---------- Information supplied ----------

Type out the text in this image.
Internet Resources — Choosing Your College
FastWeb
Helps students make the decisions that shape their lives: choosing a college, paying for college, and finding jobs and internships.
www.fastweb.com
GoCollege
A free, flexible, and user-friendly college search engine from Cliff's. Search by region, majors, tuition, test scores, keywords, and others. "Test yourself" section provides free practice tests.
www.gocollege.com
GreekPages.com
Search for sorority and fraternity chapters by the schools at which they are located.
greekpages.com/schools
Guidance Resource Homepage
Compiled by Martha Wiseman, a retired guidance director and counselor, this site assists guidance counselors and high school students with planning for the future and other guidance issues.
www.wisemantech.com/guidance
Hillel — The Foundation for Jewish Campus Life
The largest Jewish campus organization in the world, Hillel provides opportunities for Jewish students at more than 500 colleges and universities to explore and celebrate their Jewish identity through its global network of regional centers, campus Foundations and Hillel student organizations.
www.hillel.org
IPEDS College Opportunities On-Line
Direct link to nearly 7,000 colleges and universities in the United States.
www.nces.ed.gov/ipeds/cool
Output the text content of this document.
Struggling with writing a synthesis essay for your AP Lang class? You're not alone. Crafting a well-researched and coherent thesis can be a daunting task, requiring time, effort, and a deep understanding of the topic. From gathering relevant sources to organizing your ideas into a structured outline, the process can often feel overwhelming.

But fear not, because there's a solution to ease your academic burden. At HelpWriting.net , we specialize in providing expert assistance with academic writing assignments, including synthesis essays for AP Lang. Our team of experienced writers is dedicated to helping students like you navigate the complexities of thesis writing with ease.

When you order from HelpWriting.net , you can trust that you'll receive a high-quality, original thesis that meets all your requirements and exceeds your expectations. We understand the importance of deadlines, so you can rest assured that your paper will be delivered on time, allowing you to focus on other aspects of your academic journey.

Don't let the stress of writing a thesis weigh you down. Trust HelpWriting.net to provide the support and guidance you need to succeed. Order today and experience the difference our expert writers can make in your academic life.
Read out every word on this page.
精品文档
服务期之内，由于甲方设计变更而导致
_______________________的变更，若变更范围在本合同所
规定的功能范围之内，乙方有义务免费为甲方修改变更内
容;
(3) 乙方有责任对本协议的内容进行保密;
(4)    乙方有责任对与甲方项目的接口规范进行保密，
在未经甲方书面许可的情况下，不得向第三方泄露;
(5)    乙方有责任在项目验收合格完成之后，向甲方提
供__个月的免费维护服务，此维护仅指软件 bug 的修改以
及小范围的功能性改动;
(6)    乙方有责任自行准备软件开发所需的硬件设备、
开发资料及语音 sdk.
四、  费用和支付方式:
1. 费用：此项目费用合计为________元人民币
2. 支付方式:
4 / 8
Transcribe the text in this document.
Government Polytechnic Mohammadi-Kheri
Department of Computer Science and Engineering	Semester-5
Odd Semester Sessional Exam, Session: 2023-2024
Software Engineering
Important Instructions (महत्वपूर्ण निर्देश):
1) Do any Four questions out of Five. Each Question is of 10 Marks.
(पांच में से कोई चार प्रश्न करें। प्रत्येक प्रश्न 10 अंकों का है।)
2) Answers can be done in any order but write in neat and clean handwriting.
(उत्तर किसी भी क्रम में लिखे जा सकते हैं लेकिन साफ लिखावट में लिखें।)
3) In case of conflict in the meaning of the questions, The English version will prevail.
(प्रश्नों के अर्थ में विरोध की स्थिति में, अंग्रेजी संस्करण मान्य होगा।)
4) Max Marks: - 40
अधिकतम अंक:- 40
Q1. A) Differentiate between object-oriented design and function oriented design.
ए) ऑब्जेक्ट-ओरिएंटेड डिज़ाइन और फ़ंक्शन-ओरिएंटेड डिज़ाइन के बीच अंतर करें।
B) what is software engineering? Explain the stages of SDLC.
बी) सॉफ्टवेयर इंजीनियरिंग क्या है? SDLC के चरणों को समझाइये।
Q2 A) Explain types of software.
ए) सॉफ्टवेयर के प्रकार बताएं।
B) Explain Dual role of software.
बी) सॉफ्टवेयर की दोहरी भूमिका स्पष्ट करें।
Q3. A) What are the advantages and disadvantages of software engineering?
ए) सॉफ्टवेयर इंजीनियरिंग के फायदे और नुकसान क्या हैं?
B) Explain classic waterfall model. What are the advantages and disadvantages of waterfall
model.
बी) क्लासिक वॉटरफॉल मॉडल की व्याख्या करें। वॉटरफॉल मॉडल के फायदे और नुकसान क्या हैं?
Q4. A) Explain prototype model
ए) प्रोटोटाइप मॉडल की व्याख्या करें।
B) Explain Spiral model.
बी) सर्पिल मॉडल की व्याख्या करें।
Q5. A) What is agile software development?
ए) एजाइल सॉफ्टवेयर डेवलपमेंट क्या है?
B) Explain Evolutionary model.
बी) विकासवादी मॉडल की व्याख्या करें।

----------

Your task is to output all of the data above word for word.

__Reply__.
Type out the text in this image.
Internet Resources — Choosing Your College
FastWeb
Helps students make the decisions that shape their lives: choosing a college, paying for college, and finding jobs and internships.
www.fastweb.com
GoCollege
A free, flexible, and user-friendly college search engine from Cliff's. Search by region, majors, tuition, test scores, keywords, and others. "Test yourself" section provides free practice tests.
www.gocollege.com
GreekPages.com
Search for sorority and fraternity chapters by the schools at which they are located.
greekpages.com/schools
Guidance Resource Homepage
Compiled by Martha Wiseman, a retired guidance director and counselor, this site assists guidance counselors and high school students with planning for the future and other guidance issues.
www.wisemantech.com/guidance
Hillel — The Foundation for Jewish Campus Life
The largest Jewish campus organization in the world, Hillel provides opportunities for Jewish students at more than 500 colleges and universities to explore and celebrate their Jewish identity through its global network of regional centers, campus Foundations and Hillel student organizations.
www.hillel.org
IPEDS College Opportunities On-Line
Direct link to nearly 7,000 colleges and universities in the United States.
www.nces.ed.gov/ipeds/cool
Output the text content of this document.
Struggling with writing a synthesis essay for your AP Lang class? You're not alone. Crafting a well-researched and coherent thesis can be a daunting task, requiring time, effort, and a deep understanding of the topic. From gathering relevant sources to organizing your ideas into a structured outline, the process can often feel overwhelming.

But fear not, because there's a solution to ease your academic burden. At HelpWriting.net , we specialize in providing expert assistance with academic writing assignments, including synthesis essays for AP Lang. Our team of experienced writers is dedicated to helping students like you navigate the complexities of thesis writing with ease.

When you order from HelpWriting.net , you can trust that you'll receive a high-quality, original thesis that meets all your requirements and exceeds your expectations. We understand the importance of deadlines, so you can rest assured that your paper will be delivered on time, allowing you to focus on other aspects of your academic journey.

Don't let the stress of writing a thesis weigh you down. Trust HelpWriting.net to provide the support and guidance you need to succeed. Order today and experience the difference our expert writers can make in your academic life.
Read out every word on this page.
精品文档
服务期之内，由于甲方设计变更而导致
_______________________的变更，若变更范围在本合同所
规定的功能范围之内，乙方有义务免费为甲方修改变更内
容;
(3) 乙方有责任对本协议的内容进行保密;
(4)    乙方有责任对与甲方项目的接口规范进行保密，
在未经甲方书面许可的情况下，不得向第三方泄露;
(5)    乙方有责任在项目验收合格完成之后，向甲方提
供__个月的免费维护服务，此维护仅指软件 bug 的修改以
及小范围的功能性改动;
(6)    乙方有责任自行准备软件开发所需的硬件设备、
开发资料及语音 sdk.
四、  费用和支付方式:
1. 费用：此项目费用合计为________元人民币
2. 支付方式:
4 / 8
Transcribe the text in this document.
Government Polytechnic Mohammadi-Kheri
Department of Computer Science and Engineering	Semester-5
Odd Semester Sessional Exam, Session: 2023-2024
Software Engineering
Important Instructions (महत्वपूर्ण निर्देश):
1) Do any Four questions out of Five. Each Question is of 10 Marks.
(पांच में से कोई चार प्रश्न करें। प्रत्येक प्रश्न 10 अंकों का है।)
2) Answers can be done in any order but write in neat and clean handwriting.
(उत्तर किसी भी क्रम में लिखे जा सकते हैं लेकिन साफ लिखावट में लिखें।)
3) In case of conflict in the meaning of the questions, The English version will prevail.
(प्रश्नों के अर्थ में विरोध की स्थिति में, अंग्रेजी संस्करण मान्य होगा।)
4) Max Marks: - 40
अधिकतम अंक:- 40
Q1. A) Differentiate between object-oriented design and function oriented design.
ए) ऑब्जेक्ट-ओरिएंटेड डिज़ाइन और फ़ंक्शन-ओरिएंटेड डिज़ाइन के बीच अंतर करें।
B) what is software engineering? Explain the stages of SDLC.
बी) सॉफ्टवेयर इंजीनियरिंग क्या है? SDLC के चरणों को समझाइये।
Q2 A) Explain types of software.
ए) सॉफ्टवेयर के प्रकार बताएं।
B) Explain Dual role of software.
बी) सॉफ्टवेयर की दोहरी भूमिका स्पष्ट करें।
Q3. A) What are the advantages and disadvantages of software engineering?
ए) सॉफ्टवेयर इंजीनियरिंग के फायदे और नुकसान क्या हैं?
B) Explain classic waterfall model. What are the advantages and disadvantages of waterfall
model.
बी) क्लासिक वॉटरफॉल मॉडल की व्याख्या करें। वॉटरफॉल मॉडल के फायदे और नुकसान क्या हैं?
Q4. A) Explain prototype model
ए) प्रोटोटाइप मॉडल की व्याख्या करें।
B) Explain Spiral model.
बी) सर्पिल मॉडल की व्याख्या करें।
Q5. A) What is agile software development?
ए) एजाइल सॉफ्टवेयर डेवलपमेंट क्या है?
B) Explain Evolutionary model.
बी) विकासवादी मॉडल की व्याख्या करें।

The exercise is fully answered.